### Entries taken from a collection

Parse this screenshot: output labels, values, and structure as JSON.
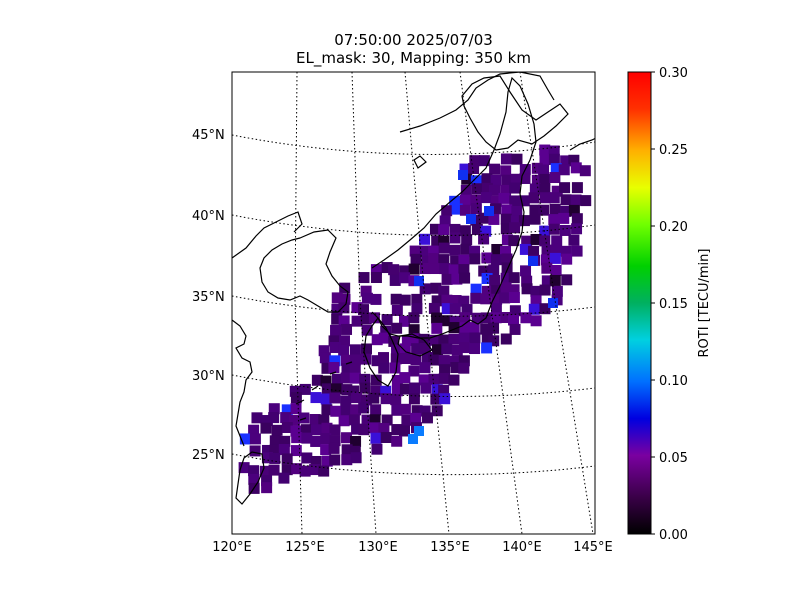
{
  "title": {
    "line1": "07:50:00 2025/07/03",
    "line2": "EL_mask: 30, Mapping: 350 km"
  },
  "map": {
    "lat_labels": [
      "45°N",
      "40°N",
      "35°N",
      "30°N",
      "25°N"
    ],
    "lon_labels": [
      "120°E",
      "125°E",
      "130°E",
      "135°E",
      "140°E",
      "145°E"
    ],
    "gridline_style": "dotted",
    "coastline_color": "#000000"
  },
  "colorbar": {
    "label": "ROTI [TECU/min]",
    "min": 0.0,
    "max": 0.3,
    "ticks": [
      "0.00",
      "0.05",
      "0.10",
      "0.15",
      "0.20",
      "0.25",
      "0.30"
    ],
    "colormap": "nipy_spectral-like (black → purple → blue → cyan → green → yellow → red)"
  },
  "chart_data": {
    "type": "heatmap",
    "title": "07:50:00 2025/07/03\nEL_mask: 30, Mapping: 350 km",
    "colorbar_label": "ROTI [TECU/min]",
    "value_range": [
      0.0,
      0.3
    ],
    "lon_range": [
      120,
      145
    ],
    "lat_range": [
      20,
      48
    ],
    "typical_value": 0.04,
    "max_observed_value": 0.08
  }
}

### Problem details
Pictures are to be left out; repeat all the remaining data exactly.

### Response below
Parse this screenshot: output labels, values, and structure as JSON.
{
  "title": {
    "line1": "07:50:00 2025/07/03",
    "line2": "EL_mask: 30, Mapping: 350 km"
  },
  "map": {
    "lat_labels": [
      "45°N",
      "40°N",
      "35°N",
      "30°N",
      "25°N"
    ],
    "lon_labels": [
      "120°E",
      "125°E",
      "130°E",
      "135°E",
      "140°E",
      "145°E"
    ],
    "gridline_style": "dotted",
    "coastline_color": "#000000"
  },
  "colorbar": {
    "label": "ROTI [TECU/min]",
    "min": 0.0,
    "max": 0.3,
    "ticks": [
      "0.00",
      "0.05",
      "0.10",
      "0.15",
      "0.20",
      "0.25",
      "0.30"
    ],
    "colormap": "nipy_spectral-like (black → purple → blue → cyan → green → yellow → red)"
  },
  "chart_data": {
    "type": "heatmap",
    "title": "07:50:00 2025/07/03\nEL_mask: 30, Mapping: 350 km",
    "colorbar_label": "ROTI [TECU/min]",
    "value_range": [
      0.0,
      0.3
    ],
    "lon_range": [
      120,
      145
    ],
    "lat_range": [
      20,
      48
    ],
    "typical_value": 0.04,
    "max_observed_value": 0.08
  }
}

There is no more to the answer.